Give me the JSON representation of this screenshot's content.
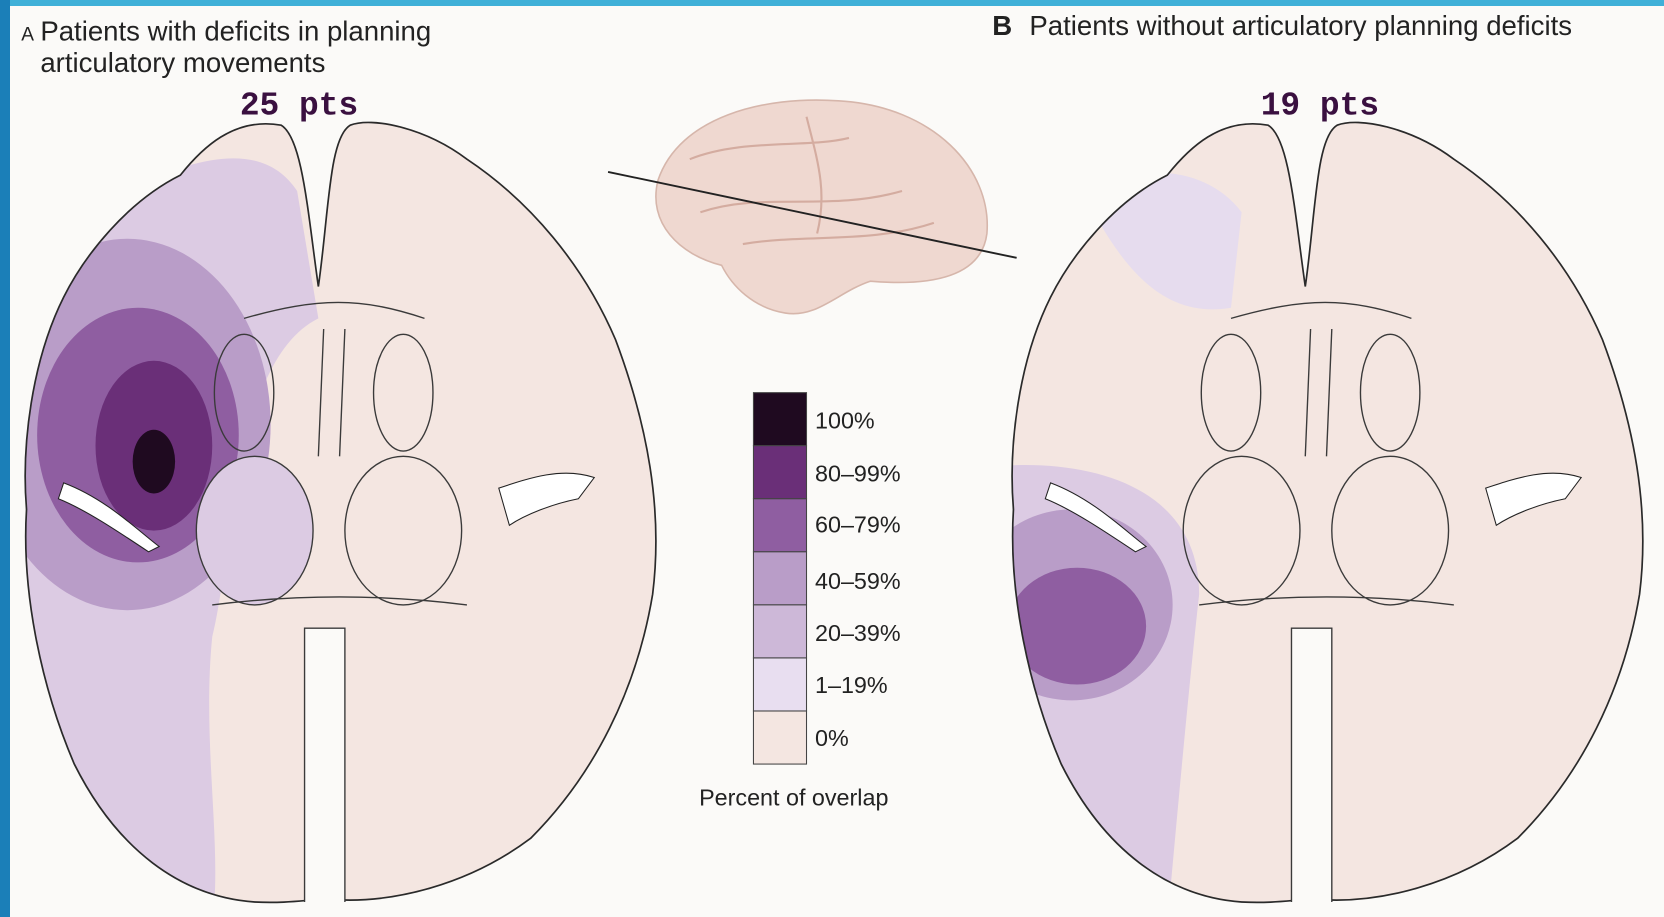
{
  "panel_a": {
    "letter": "A",
    "title_lines": [
      "Patients with deficits in planning",
      "articulatory movements"
    ],
    "count": "25 pts"
  },
  "panel_b": {
    "letter": "B",
    "title": "Patients without articulatory planning deficits",
    "count": "19 pts"
  },
  "legend": {
    "items": [
      "100%",
      "80–99%",
      "60–79%",
      "40–59%",
      "20–39%",
      "1–19%",
      "0%"
    ],
    "title": "Percent of overlap"
  }
}
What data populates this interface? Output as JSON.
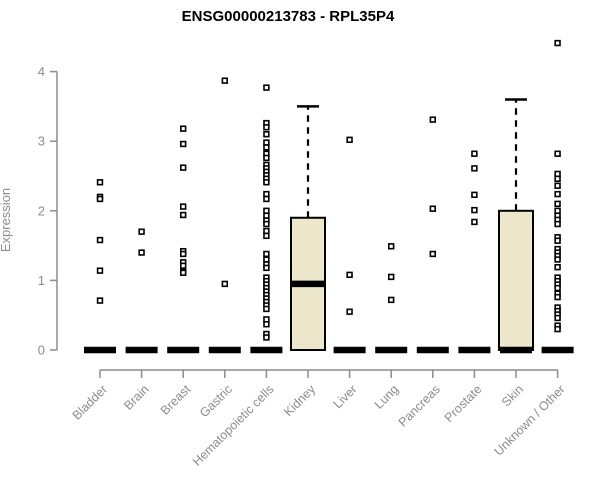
{
  "chart_data": {
    "type": "boxplot",
    "title": "ENSG00000213783 - RPL35P4",
    "ylabel": "Expression",
    "ylim": [
      0,
      4
    ],
    "yticks": [
      0,
      1,
      2,
      3,
      4
    ],
    "grid": false,
    "legend": "none",
    "point_marker": "open-square",
    "colors": {
      "box_fill": "#ede7cc",
      "box_border": "#000000",
      "median": "#000000",
      "whisker": "#000000",
      "point": "#000000",
      "axis": "#8c8c8c",
      "label": "#8c8c8c",
      "title": "#000000",
      "background": "#ffffff"
    },
    "categories": [
      "Bladder",
      "Brain",
      "Breast",
      "Gastric",
      "Hematopoietic cells",
      "Kidney",
      "Liver",
      "Lung",
      "Pancreas",
      "Prostate",
      "Skin",
      "Unknown / Other"
    ],
    "series": [
      {
        "category": "Bladder",
        "box": {
          "q1": 0,
          "median": 0,
          "q3": 0,
          "whisker_high": 0
        },
        "points": [
          2.41,
          2.2,
          2.17,
          1.58,
          1.14,
          0.71
        ]
      },
      {
        "category": "Brain",
        "box": {
          "q1": 0,
          "median": 0,
          "q3": 0,
          "whisker_high": 0
        },
        "points": [
          1.7,
          1.4
        ]
      },
      {
        "category": "Breast",
        "box": {
          "q1": 0,
          "median": 0,
          "q3": 0,
          "whisker_high": 0
        },
        "points": [
          3.18,
          2.96,
          2.62,
          2.06,
          1.94,
          1.42,
          1.38,
          1.26,
          1.21,
          1.13,
          1.11
        ]
      },
      {
        "category": "Gastric",
        "box": {
          "q1": 0,
          "median": 0,
          "q3": 0,
          "whisker_high": 0
        },
        "points": [
          3.87,
          0.95
        ]
      },
      {
        "category": "Hematopoietic cells",
        "box": {
          "q1": 0,
          "median": 0,
          "q3": 0,
          "whisker_high": 0
        },
        "points": [
          3.77,
          3.26,
          3.2,
          3.1,
          2.98,
          2.91,
          2.82,
          2.76,
          2.66,
          2.61,
          2.56,
          2.51,
          2.46,
          2.41,
          2.24,
          2.17,
          2.0,
          1.93,
          1.86,
          1.81,
          1.71,
          1.64,
          1.38,
          1.3,
          1.23,
          1.18,
          1.04,
          0.99,
          0.94,
          0.89,
          0.84,
          0.79,
          0.74,
          0.69,
          0.64,
          0.59,
          0.44,
          0.37,
          0.23,
          0.18
        ]
      },
      {
        "category": "Kidney",
        "box": {
          "q1": 0,
          "median": 0.95,
          "q3": 1.9,
          "whisker_high": 3.5
        },
        "points": []
      },
      {
        "category": "Liver",
        "box": {
          "q1": 0,
          "median": 0,
          "q3": 0,
          "whisker_high": 0
        },
        "points": [
          3.02,
          1.08,
          0.55
        ]
      },
      {
        "category": "Lung",
        "box": {
          "q1": 0,
          "median": 0,
          "q3": 0,
          "whisker_high": 0
        },
        "points": [
          1.49,
          1.05,
          0.72
        ]
      },
      {
        "category": "Pancreas",
        "box": {
          "q1": 0,
          "median": 0,
          "q3": 0,
          "whisker_high": 0
        },
        "points": [
          3.31,
          2.03,
          1.38
        ]
      },
      {
        "category": "Prostate",
        "box": {
          "q1": 0,
          "median": 0,
          "q3": 0,
          "whisker_high": 0
        },
        "points": [
          2.82,
          2.61,
          2.23,
          2.01,
          1.84
        ]
      },
      {
        "category": "Skin",
        "box": {
          "q1": 0,
          "median": 0,
          "q3": 2.0,
          "whisker_high": 3.6
        },
        "points": []
      },
      {
        "category": "Unknown / Other",
        "box": {
          "q1": 0,
          "median": 0,
          "q3": 0,
          "whisker_high": 0
        },
        "points": [
          4.41,
          2.82,
          2.53,
          2.46,
          2.36,
          2.24,
          2.1,
          2.0,
          1.93,
          1.87,
          1.81,
          1.62,
          1.57,
          1.45,
          1.4,
          1.35,
          1.3,
          1.19,
          1.04,
          0.99,
          0.94,
          0.89,
          0.81,
          0.76,
          0.61,
          0.56,
          0.51,
          0.46,
          0.35,
          0.3
        ]
      }
    ]
  }
}
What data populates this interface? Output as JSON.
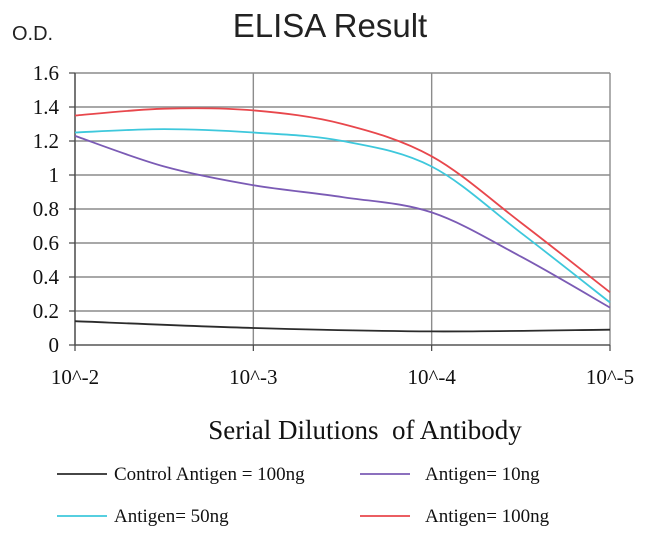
{
  "chart_data": {
    "type": "line",
    "title": "ELISA Result",
    "ylabel": "O.D.",
    "xlabel": "Serial Dilutions  of Antibody",
    "x_scale": "log",
    "x": [
      0.01,
      0.001,
      0.0001,
      1e-05
    ],
    "x_tick_labels": [
      "10^-2",
      "10^-3",
      "10^-4",
      "10^-5"
    ],
    "ylim": [
      0,
      1.6
    ],
    "y_ticks": [
      0,
      0.2,
      0.4,
      0.6,
      0.8,
      1,
      1.2,
      1.4,
      1.6
    ],
    "y_tick_labels": [
      "0",
      "0.2",
      "0.4",
      "0.6",
      "0.8",
      "1",
      "1.2",
      "1.4",
      "1.6"
    ],
    "grid": true,
    "legend_position": "bottom",
    "series": [
      {
        "name": "Control Antigen = 100ng",
        "color": "#2b2b2b",
        "points": [
          [
            0.01,
            0.14
          ],
          [
            0.001,
            0.1
          ],
          [
            0.0001,
            0.08
          ],
          [
            1e-05,
            0.09
          ]
        ]
      },
      {
        "name": "Antigen= 10ng",
        "color": "#7b5bb5",
        "points": [
          [
            0.01,
            1.23
          ],
          [
            0.00316,
            1.05
          ],
          [
            0.001,
            0.94
          ],
          [
            0.000316,
            0.87
          ],
          [
            0.0001,
            0.78
          ],
          [
            3.16e-05,
            0.52
          ],
          [
            1e-05,
            0.22
          ]
        ]
      },
      {
        "name": "Antigen= 50ng",
        "color": "#3ec8dc",
        "points": [
          [
            0.01,
            1.25
          ],
          [
            0.00316,
            1.27
          ],
          [
            0.001,
            1.25
          ],
          [
            0.000316,
            1.2
          ],
          [
            0.0001,
            1.05
          ],
          [
            3.16e-05,
            0.66
          ],
          [
            1e-05,
            0.25
          ]
        ]
      },
      {
        "name": "Antigen= 100ng",
        "color": "#e8474c",
        "points": [
          [
            0.01,
            1.35
          ],
          [
            0.00316,
            1.39
          ],
          [
            0.001,
            1.38
          ],
          [
            0.000316,
            1.3
          ],
          [
            0.0001,
            1.11
          ],
          [
            3.16e-05,
            0.72
          ],
          [
            1e-05,
            0.31
          ]
        ]
      }
    ]
  }
}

- - -

▶ [WHAT IS NEEDED]
From the entries above, copy out every line where the string "category" appears.

▶ [RESULT OF THIS EXERCISE]
        "category": "Bladder",
        "category": "Brain",
        "category": "Breast",
        "category": "Gastric",
        "category": "Hematopoietic cells",
        "category": "Kidney",
        "category": "Liver",
        "category": "Lung",
        "category": "Pancreas",
        "category": "Prostate",
        "category": "Skin",
        "category": "Unknown / Other",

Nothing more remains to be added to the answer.